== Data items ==
** Start **

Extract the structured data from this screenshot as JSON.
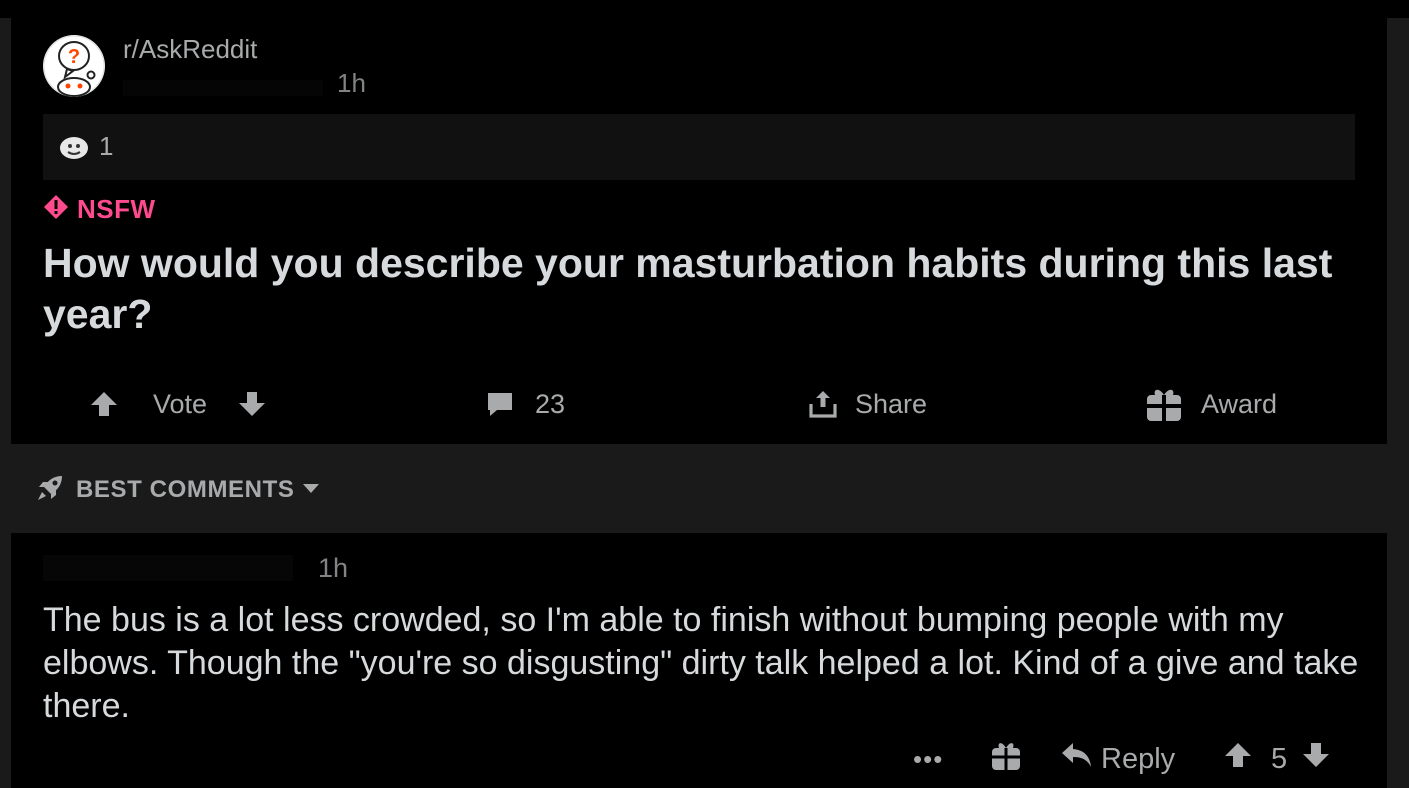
{
  "post": {
    "subreddit": "r/AskReddit",
    "time": "1h",
    "award_count": "1",
    "nsfw_label": "NSFW",
    "title": "How would you describe your masturbation habits during this last year?",
    "actions": {
      "vote_label": "Vote",
      "comment_count": "23",
      "share_label": "Share",
      "award_label": "Award"
    }
  },
  "sort": {
    "label": "BEST COMMENTS"
  },
  "comment": {
    "time": "1h",
    "body": "The bus is a lot less crowded, so I'm able to finish without bumping people with my elbows. Though the \"you're so disgusting\" dirty talk helped a lot. Kind of a give and take there.",
    "more_label": "•••",
    "reply_label": "Reply",
    "score": "5"
  },
  "colors": {
    "nsfw": "#ff4a8d",
    "background": "#000000",
    "page": "#1a1a1b"
  },
  "icons": [
    "subreddit-avatar",
    "award-icon",
    "nsfw-icon",
    "upvote-icon",
    "downvote-icon",
    "comment-icon",
    "share-icon",
    "gift-icon",
    "rocket-icon",
    "caret-down-icon",
    "reply-icon"
  ]
}
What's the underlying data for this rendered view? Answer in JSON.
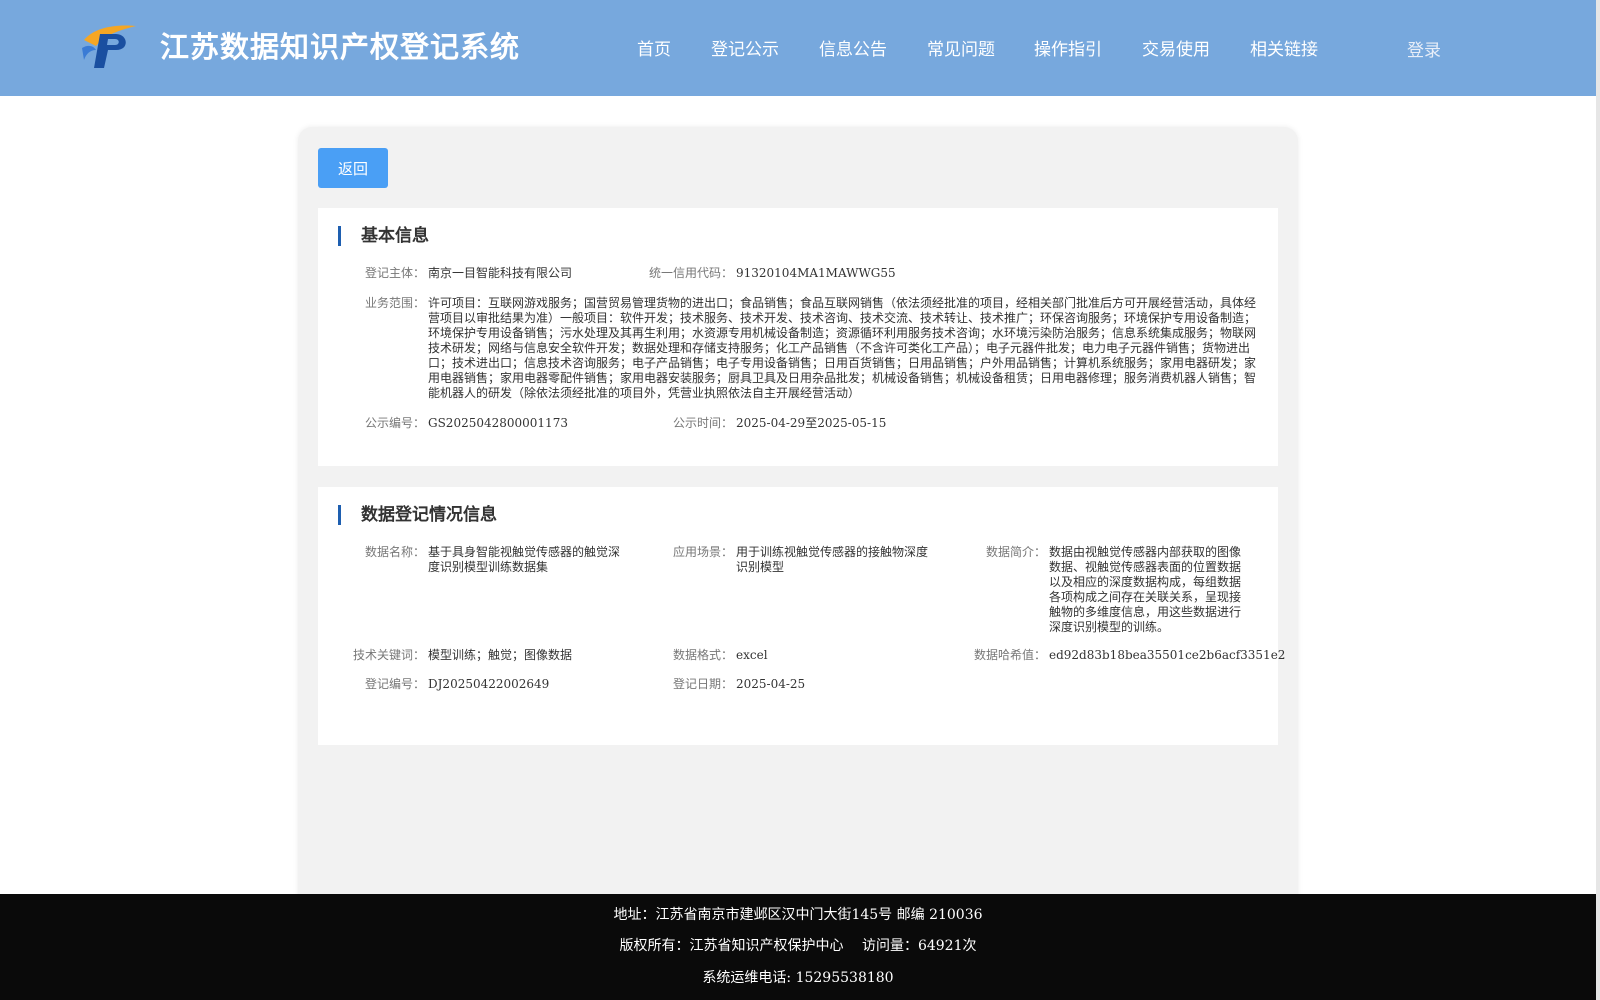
{
  "header": {
    "title": "江苏数据知识产权登记系统",
    "nav": [
      "首页",
      "登记公示",
      "信息公告",
      "常见问题",
      "操作指引",
      "交易使用",
      "相关链接"
    ],
    "login": "登录"
  },
  "back_label": "返回",
  "basic": {
    "title": "基本信息",
    "entity_label": "登记主体：",
    "entity": "南京一目智能科技有限公司",
    "credit_label": "统一信用代码：",
    "credit": "91320104MA1MAWWG55",
    "scope_label": "业务范围：",
    "scope": "许可项目：互联网游戏服务；国营贸易管理货物的进出口；食品销售；食品互联网销售（依法须经批准的项目，经相关部门批准后方可开展经营活动，具体经营项目以审批结果为准）一般项目：软件开发；技术服务、技术开发、技术咨询、技术交流、技术转让、技术推广；环保咨询服务；环境保护专用设备制造；环境保护专用设备销售；污水处理及其再生利用；水资源专用机械设备制造；资源循环利用服务技术咨询；水环境污染防治服务；信息系统集成服务；物联网技术研发；网络与信息安全软件开发；数据处理和存储支持服务；化工产品销售（不含许可类化工产品）；电子元器件批发；电力电子元器件销售；货物进出口；技术进出口；信息技术咨询服务；电子产品销售；电子专用设备销售；日用百货销售；日用品销售；户外用品销售；计算机系统服务；家用电器研发；家用电器销售；家用电器零配件销售；家用电器安装服务；厨具卫具及日用杂品批发；机械设备销售；机械设备租赁；日用电器修理；服务消费机器人销售；智能机器人的研发（除依法须经批准的项目外，凭营业执照依法自主开展经营活动）",
    "pub_no_label": "公示编号：",
    "pub_no": "GS2025042800001173",
    "pub_time_label": "公示时间：",
    "pub_time": "2025-04-29至2025-05-15"
  },
  "data_info": {
    "title": "数据登记情况信息",
    "name_label": "数据名称：",
    "name": "基于具身智能视触觉传感器的触觉深度识别模型训练数据集",
    "scene_label": "应用场景：",
    "scene": "用于训练视触觉传感器的接触物深度识别模型",
    "intro_label": "数据简介：",
    "intro": "数据由视触觉传感器内部获取的图像数据、视触觉传感器表面的位置数据以及相应的深度数据构成，每组数据各项构成之间存在关联关系，呈现接触物的多维度信息，用这些数据进行深度识别模型的训练。",
    "keywords_label": "技术关键词：",
    "keywords": "模型训练；触觉；图像数据",
    "format_label": "数据格式：",
    "format": "excel",
    "hash_label": "数据哈希值：",
    "hash": "ed92d83b18bea35501ce2b6acf3351e2",
    "reg_no_label": "登记编号：",
    "reg_no": "DJ20250422002649",
    "reg_date_label": "登记日期：",
    "reg_date": "2025-04-25"
  },
  "footer": {
    "address": "地址：江苏省南京市建邺区汉中门大街145号 邮编 210036",
    "copyright": "版权所有：江苏省知识产权保护中心　 访问量：64921次",
    "phone": "系统运维电话: 15295538180"
  }
}
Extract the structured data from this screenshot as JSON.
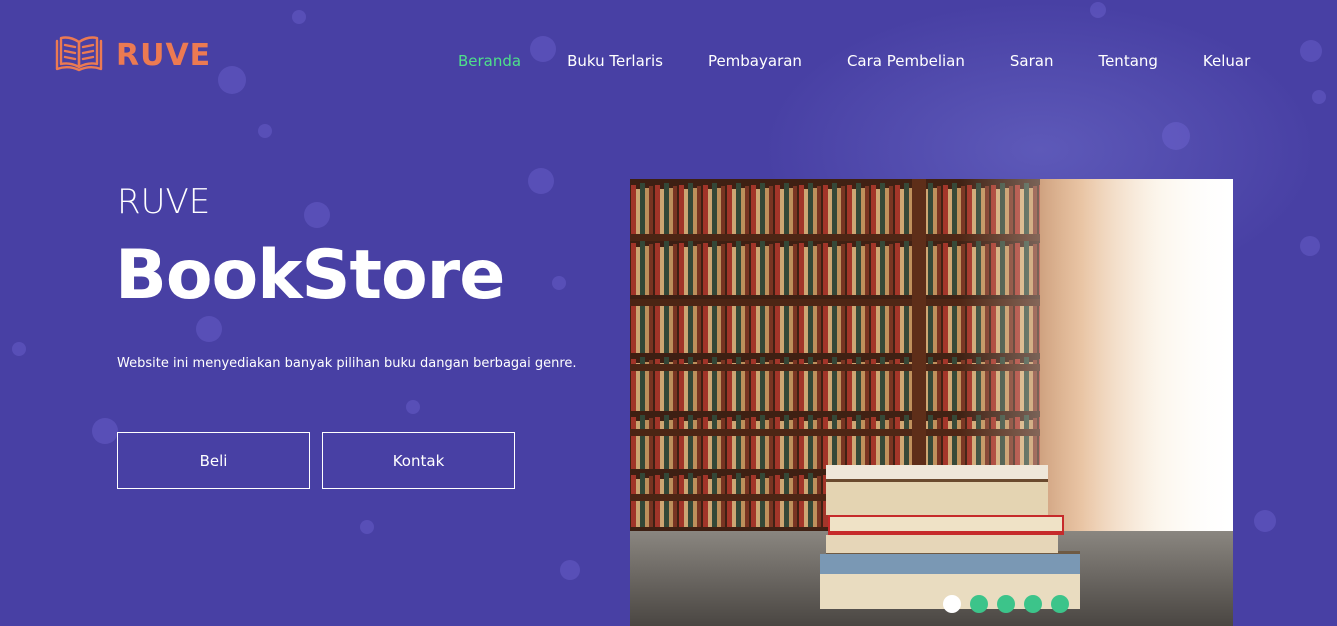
{
  "brand": {
    "name": "RUVE",
    "icon": "open-book-icon",
    "color": "#ec7a52"
  },
  "nav": [
    {
      "label": "Beranda",
      "active": true
    },
    {
      "label": "Buku Terlaris",
      "active": false
    },
    {
      "label": "Pembayaran",
      "active": false
    },
    {
      "label": "Cara Pembelian",
      "active": false
    },
    {
      "label": "Saran",
      "active": false
    },
    {
      "label": "Tentang",
      "active": false
    },
    {
      "label": "Keluar",
      "active": false
    }
  ],
  "hero": {
    "subtitle": "RUVE",
    "title": "BookStore",
    "description": "Website ini menyediakan banyak pilihan buku dangan berbagai genre.",
    "buttons": {
      "beli": "Beli",
      "kontak": "Kontak"
    }
  },
  "carousel": {
    "image": "library-bookshelves-with-book-stack",
    "slide_count": 5,
    "active_slide": 1
  },
  "colors": {
    "background": "#4840a4",
    "nav_active": "#4ee08a",
    "dot": "#3cc48a",
    "dot_active": "#ffffff"
  }
}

** End **

== What is asked ==
Quote every line of the records above exactly; no picture is to be copied.

== In response ==
Extract the structured data from this screenshot as JSON.
{
  "post": {
    "subreddit": "r/AskReddit",
    "time": "1h",
    "award_count": "1",
    "nsfw_label": "NSFW",
    "title": "How would you describe your masturbation habits during this last year?",
    "actions": {
      "vote_label": "Vote",
      "comment_count": "23",
      "share_label": "Share",
      "award_label": "Award"
    }
  },
  "sort": {
    "label": "BEST COMMENTS"
  },
  "comment": {
    "time": "1h",
    "body": "The bus is a lot less crowded, so I'm able to finish without bumping people with my elbows. Though the \"you're so disgusting\" dirty talk helped a lot. Kind of a give and take there.",
    "more_label": "•••",
    "reply_label": "Reply",
    "score": "5"
  },
  "colors": {
    "nsfw": "#ff4a8d",
    "background": "#000000",
    "page": "#1a1a1b"
  },
  "icons": [
    "subreddit-avatar",
    "award-icon",
    "nsfw-icon",
    "upvote-icon",
    "downvote-icon",
    "comment-icon",
    "share-icon",
    "gift-icon",
    "rocket-icon",
    "caret-down-icon",
    "reply-icon"
  ]
}
What's the underlying data for this rendered view? Answer in JSON.
{
  "header": {
    "title": "江苏数据知识产权登记系统",
    "nav": [
      "首页",
      "登记公示",
      "信息公告",
      "常见问题",
      "操作指引",
      "交易使用",
      "相关链接"
    ],
    "login": "登录"
  },
  "back_label": "返回",
  "basic": {
    "title": "基本信息",
    "entity_label": "登记主体：",
    "entity": "南京一目智能科技有限公司",
    "credit_label": "统一信用代码：",
    "credit": "91320104MA1MAWWG55",
    "scope_label": "业务范围：",
    "scope": "许可项目：互联网游戏服务；国营贸易管理货物的进出口；食品销售；食品互联网销售（依法须经批准的项目，经相关部门批准后方可开展经营活动，具体经营项目以审批结果为准）一般项目：软件开发；技术服务、技术开发、技术咨询、技术交流、技术转让、技术推广；环保咨询服务；环境保护专用设备制造；环境保护专用设备销售；污水处理及其再生利用；水资源专用机械设备制造；资源循环利用服务技术咨询；水环境污染防治服务；信息系统集成服务；物联网技术研发；网络与信息安全软件开发；数据处理和存储支持服务；化工产品销售（不含许可类化工产品）；电子元器件批发；电力电子元器件销售；货物进出口；技术进出口；信息技术咨询服务；电子产品销售；电子专用设备销售；日用百货销售；日用品销售；户外用品销售；计算机系统服务；家用电器研发；家用电器销售；家用电器零配件销售；家用电器安装服务；厨具卫具及日用杂品批发；机械设备销售；机械设备租赁；日用电器修理；服务消费机器人销售；智能机器人的研发（除依法须经批准的项目外，凭营业执照依法自主开展经营活动）",
    "pub_no_label": "公示编号：",
    "pub_no": "GS2025042800001173",
    "pub_time_label": "公示时间：",
    "pub_time": "2025-04-29至2025-05-15"
  },
  "data_info": {
    "title": "数据登记情况信息",
    "name_label": "数据名称：",
    "name": "基于具身智能视触觉传感器的触觉深度识别模型训练数据集",
    "scene_label": "应用场景：",
    "scene": "用于训练视触觉传感器的接触物深度识别模型",
    "intro_label": "数据简介：",
    "intro": "数据由视触觉传感器内部获取的图像数据、视触觉传感器表面的位置数据以及相应的深度数据构成，每组数据各项构成之间存在关联关系，呈现接触物的多维度信息，用这些数据进行深度识别模型的训练。",
    "keywords_label": "技术关键词：",
    "keywords": "模型训练；触觉；图像数据",
    "format_label": "数据格式：",
    "format": "excel",
    "hash_label": "数据哈希值：",
    "hash": "ed92d83b18bea35501ce2b6acf3351e2",
    "reg_no_label": "登记编号：",
    "reg_no": "DJ20250422002649",
    "reg_date_label": "登记日期：",
    "reg_date": "2025-04-25"
  },
  "footer": {
    "address": "地址：江苏省南京市建邺区汉中门大街145号 邮编 210036",
    "copyright": "版权所有：江苏省知识产权保护中心　 访问量：64921次",
    "phone": "系统运维电话: 15295538180"
  }
}
Extract the structured data from this screenshot as JSON.
{
  "brand": {
    "name": "RUVE",
    "icon": "open-book-icon",
    "color": "#ec7a52"
  },
  "nav": [
    {
      "label": "Beranda",
      "active": true
    },
    {
      "label": "Buku Terlaris",
      "active": false
    },
    {
      "label": "Pembayaran",
      "active": false
    },
    {
      "label": "Cara Pembelian",
      "active": false
    },
    {
      "label": "Saran",
      "active": false
    },
    {
      "label": "Tentang",
      "active": false
    },
    {
      "label": "Keluar",
      "active": false
    }
  ],
  "hero": {
    "subtitle": "RUVE",
    "title": "BookStore",
    "description": "Website ini menyediakan banyak pilihan buku dangan berbagai genre.",
    "buttons": {
      "beli": "Beli",
      "kontak": "Kontak"
    }
  },
  "carousel": {
    "image": "library-bookshelves-with-book-stack",
    "slide_count": 5,
    "active_slide": 1
  },
  "colors": {
    "background": "#4840a4",
    "nav_active": "#4ee08a",
    "dot": "#3cc48a",
    "dot_active": "#ffffff"
  }
}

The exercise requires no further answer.